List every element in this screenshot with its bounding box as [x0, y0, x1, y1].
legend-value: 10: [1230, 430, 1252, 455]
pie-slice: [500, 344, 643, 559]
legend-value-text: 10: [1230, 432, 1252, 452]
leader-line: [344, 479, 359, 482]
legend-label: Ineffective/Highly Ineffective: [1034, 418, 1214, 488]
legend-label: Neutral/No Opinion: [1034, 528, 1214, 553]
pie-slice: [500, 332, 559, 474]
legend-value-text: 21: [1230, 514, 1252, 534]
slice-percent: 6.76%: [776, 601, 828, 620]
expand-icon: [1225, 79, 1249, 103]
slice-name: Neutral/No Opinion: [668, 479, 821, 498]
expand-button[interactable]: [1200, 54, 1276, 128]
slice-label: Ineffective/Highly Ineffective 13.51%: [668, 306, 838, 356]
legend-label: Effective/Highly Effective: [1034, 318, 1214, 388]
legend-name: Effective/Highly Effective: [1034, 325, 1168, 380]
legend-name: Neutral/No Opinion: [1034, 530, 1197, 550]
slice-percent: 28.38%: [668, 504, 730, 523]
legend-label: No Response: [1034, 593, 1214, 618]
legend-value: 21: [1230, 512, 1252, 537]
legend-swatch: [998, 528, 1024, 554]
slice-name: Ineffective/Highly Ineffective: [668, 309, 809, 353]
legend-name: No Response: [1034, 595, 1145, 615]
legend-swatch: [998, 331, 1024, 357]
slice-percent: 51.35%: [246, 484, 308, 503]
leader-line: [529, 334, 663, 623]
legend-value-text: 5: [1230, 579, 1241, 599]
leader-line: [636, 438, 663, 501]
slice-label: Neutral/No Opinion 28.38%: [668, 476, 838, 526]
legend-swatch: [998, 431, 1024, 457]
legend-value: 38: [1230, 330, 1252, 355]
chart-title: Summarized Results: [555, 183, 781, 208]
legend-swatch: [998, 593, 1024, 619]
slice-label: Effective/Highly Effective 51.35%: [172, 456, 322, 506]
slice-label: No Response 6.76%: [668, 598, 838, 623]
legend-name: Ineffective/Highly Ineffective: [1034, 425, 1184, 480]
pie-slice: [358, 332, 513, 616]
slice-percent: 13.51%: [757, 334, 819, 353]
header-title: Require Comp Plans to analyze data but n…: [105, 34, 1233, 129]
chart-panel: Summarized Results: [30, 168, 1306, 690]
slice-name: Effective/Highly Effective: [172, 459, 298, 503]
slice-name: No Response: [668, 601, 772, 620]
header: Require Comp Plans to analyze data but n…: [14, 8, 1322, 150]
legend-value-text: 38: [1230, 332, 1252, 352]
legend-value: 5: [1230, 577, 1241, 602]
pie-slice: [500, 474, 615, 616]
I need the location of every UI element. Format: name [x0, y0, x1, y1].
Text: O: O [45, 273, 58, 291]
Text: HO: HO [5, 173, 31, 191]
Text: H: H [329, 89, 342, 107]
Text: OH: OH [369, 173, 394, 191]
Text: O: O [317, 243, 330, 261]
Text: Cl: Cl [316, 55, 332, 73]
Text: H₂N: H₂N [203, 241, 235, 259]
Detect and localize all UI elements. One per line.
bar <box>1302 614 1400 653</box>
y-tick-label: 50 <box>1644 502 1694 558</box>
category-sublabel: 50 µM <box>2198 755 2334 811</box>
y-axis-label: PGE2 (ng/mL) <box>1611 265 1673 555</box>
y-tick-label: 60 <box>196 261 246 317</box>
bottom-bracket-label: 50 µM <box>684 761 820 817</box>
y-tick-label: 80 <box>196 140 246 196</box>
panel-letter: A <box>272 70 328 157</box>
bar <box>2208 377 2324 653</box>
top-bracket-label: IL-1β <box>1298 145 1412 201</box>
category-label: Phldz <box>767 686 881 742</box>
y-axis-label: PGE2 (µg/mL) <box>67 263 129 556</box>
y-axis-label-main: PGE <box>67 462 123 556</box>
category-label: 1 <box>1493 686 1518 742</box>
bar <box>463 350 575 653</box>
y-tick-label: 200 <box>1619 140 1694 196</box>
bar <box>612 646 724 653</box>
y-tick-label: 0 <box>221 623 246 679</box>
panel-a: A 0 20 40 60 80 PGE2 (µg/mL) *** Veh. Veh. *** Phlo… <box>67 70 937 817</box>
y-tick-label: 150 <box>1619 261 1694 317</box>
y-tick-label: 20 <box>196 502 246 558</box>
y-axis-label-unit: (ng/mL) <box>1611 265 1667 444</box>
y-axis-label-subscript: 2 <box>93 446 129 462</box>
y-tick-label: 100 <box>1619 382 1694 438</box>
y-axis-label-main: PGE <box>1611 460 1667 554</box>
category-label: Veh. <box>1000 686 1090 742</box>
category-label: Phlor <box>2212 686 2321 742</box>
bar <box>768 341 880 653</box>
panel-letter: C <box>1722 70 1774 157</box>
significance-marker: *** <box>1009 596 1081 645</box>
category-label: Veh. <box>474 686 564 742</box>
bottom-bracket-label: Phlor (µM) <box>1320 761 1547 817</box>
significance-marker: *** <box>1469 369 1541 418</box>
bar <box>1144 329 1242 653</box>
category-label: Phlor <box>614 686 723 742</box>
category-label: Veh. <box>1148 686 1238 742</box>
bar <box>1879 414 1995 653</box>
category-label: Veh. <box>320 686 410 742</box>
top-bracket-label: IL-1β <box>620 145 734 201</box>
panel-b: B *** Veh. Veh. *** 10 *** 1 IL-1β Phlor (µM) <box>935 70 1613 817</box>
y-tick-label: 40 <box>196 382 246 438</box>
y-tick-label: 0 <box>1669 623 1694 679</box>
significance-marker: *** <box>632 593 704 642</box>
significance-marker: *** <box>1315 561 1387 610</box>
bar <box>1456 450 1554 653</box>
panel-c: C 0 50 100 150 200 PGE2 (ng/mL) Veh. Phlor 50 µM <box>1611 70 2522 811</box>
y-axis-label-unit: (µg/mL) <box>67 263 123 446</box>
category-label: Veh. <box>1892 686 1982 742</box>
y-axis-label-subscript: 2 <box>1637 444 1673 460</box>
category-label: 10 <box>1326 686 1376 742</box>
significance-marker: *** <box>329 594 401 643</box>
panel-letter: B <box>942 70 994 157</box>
===
- [Required work]
Count the lines in the entries above that contain the string "category". Reply with the number alone.

- [Full solution]
11